▸ **TASK DIRECTIONS**:
Identify every line in the records below that contains the word "right", and copy each of those lines.
━━━━━━━━━━━━━━━━
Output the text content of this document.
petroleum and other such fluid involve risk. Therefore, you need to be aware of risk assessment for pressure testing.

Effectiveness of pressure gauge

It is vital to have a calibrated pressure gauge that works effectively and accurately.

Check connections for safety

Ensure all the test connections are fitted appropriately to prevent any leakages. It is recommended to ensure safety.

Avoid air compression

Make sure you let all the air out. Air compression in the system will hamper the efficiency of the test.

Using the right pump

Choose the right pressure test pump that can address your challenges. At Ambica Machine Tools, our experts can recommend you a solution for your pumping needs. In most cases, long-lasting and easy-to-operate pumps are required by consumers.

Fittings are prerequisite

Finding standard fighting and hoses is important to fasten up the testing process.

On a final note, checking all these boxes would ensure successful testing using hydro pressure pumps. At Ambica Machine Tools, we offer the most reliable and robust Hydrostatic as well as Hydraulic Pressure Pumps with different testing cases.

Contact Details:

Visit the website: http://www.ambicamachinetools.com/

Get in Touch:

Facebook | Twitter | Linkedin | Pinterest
━━━━━━━━━━━━━━━━
▸ **SOLUTION BELOW**:
Using the right pump
Choose the right pressure test pump that can address your challenges. At Ambica Machine Tools, our experts can recommend you a solution for your pumping needs. In most cases, long-lasting and easy-to-operate pumps are required by consumers.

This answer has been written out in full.